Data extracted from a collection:
----------------
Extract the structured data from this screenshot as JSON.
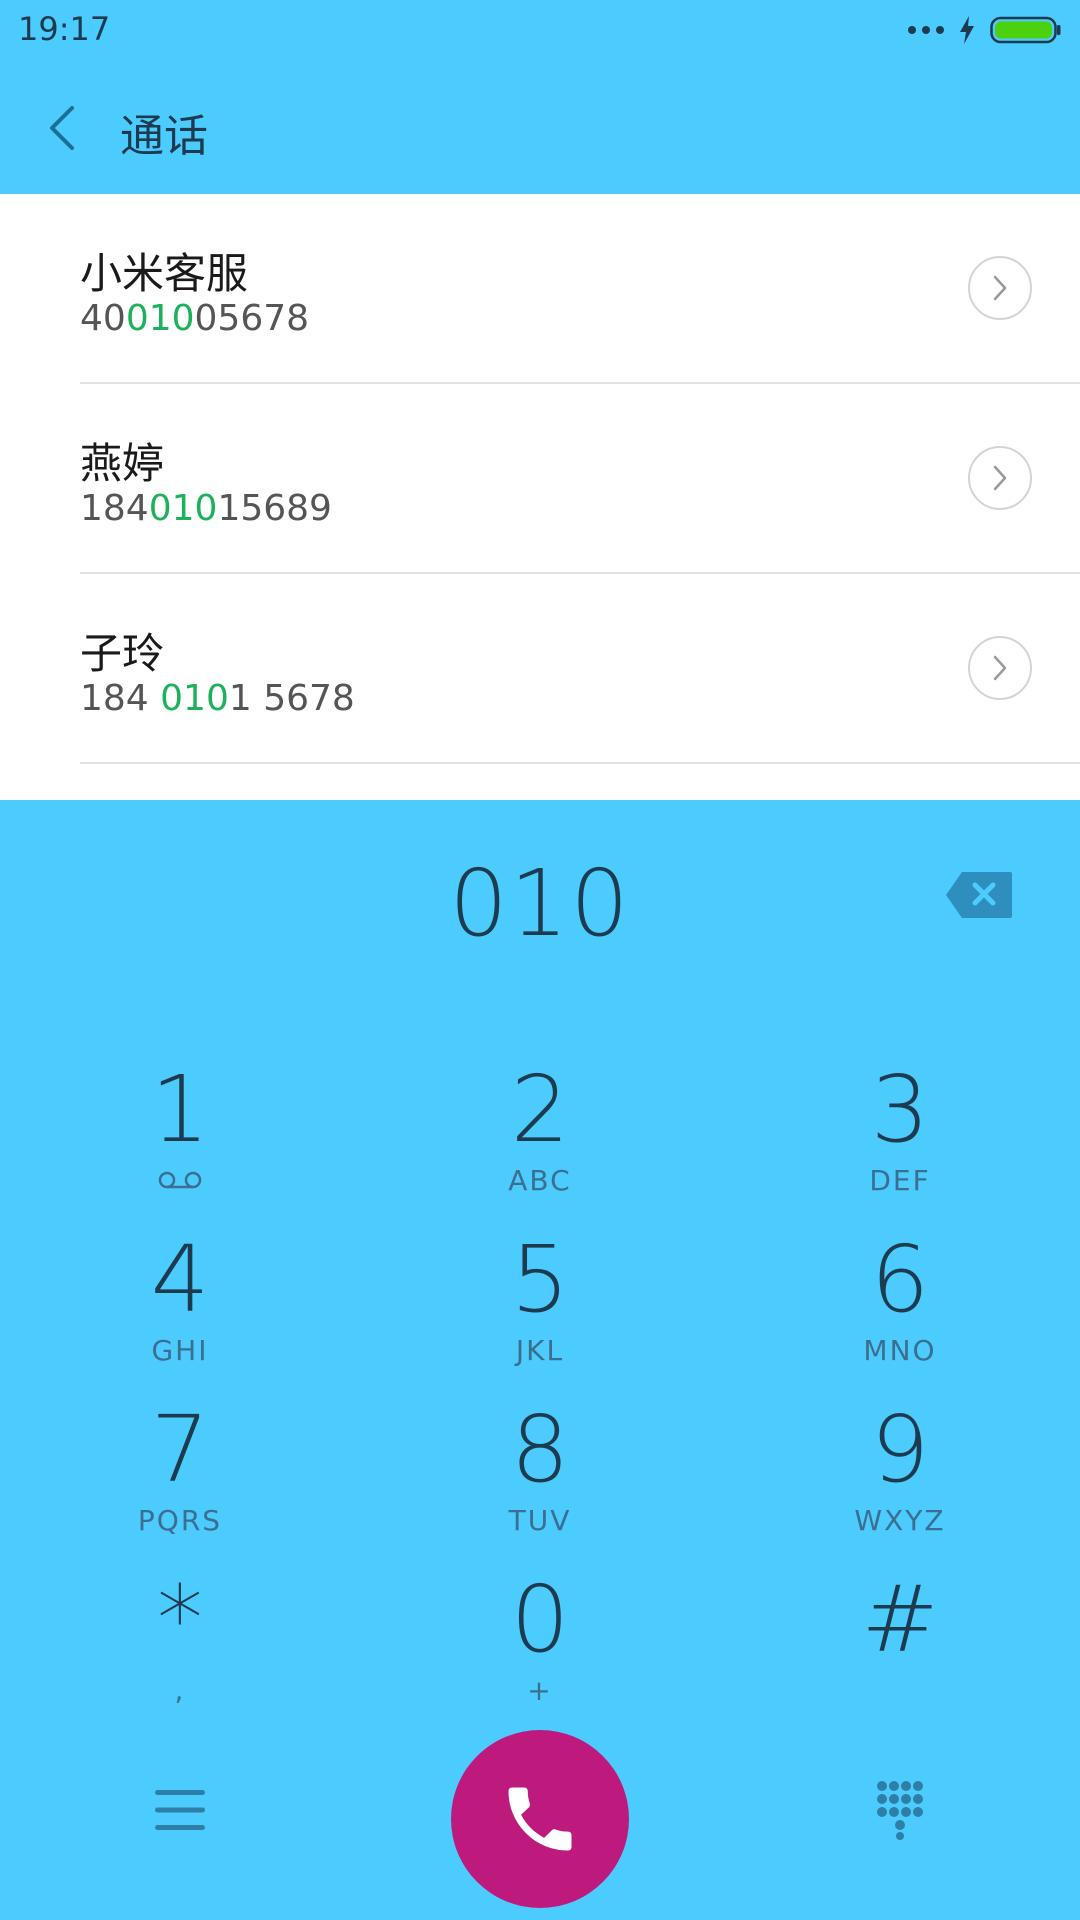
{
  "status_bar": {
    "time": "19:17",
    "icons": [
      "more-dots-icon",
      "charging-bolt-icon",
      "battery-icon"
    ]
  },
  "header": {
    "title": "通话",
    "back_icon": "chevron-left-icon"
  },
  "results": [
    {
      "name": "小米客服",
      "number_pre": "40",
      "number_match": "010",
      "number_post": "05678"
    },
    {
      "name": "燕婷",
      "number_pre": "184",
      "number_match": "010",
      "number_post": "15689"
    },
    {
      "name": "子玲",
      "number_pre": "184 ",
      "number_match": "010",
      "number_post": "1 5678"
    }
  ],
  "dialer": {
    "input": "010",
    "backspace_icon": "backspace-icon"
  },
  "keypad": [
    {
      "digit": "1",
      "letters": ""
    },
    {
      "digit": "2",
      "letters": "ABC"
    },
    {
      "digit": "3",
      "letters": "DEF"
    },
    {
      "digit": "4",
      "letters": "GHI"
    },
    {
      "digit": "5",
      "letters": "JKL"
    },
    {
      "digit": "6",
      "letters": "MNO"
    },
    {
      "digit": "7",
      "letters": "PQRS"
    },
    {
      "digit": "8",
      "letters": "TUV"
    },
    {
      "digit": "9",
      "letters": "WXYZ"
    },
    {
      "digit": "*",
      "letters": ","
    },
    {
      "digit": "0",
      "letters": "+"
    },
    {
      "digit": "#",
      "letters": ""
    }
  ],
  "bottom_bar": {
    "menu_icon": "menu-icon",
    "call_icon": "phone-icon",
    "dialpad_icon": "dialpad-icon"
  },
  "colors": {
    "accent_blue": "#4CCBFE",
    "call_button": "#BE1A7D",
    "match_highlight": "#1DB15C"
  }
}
----------------
Report the number of lines above that contain the word "letters", and only that number.

12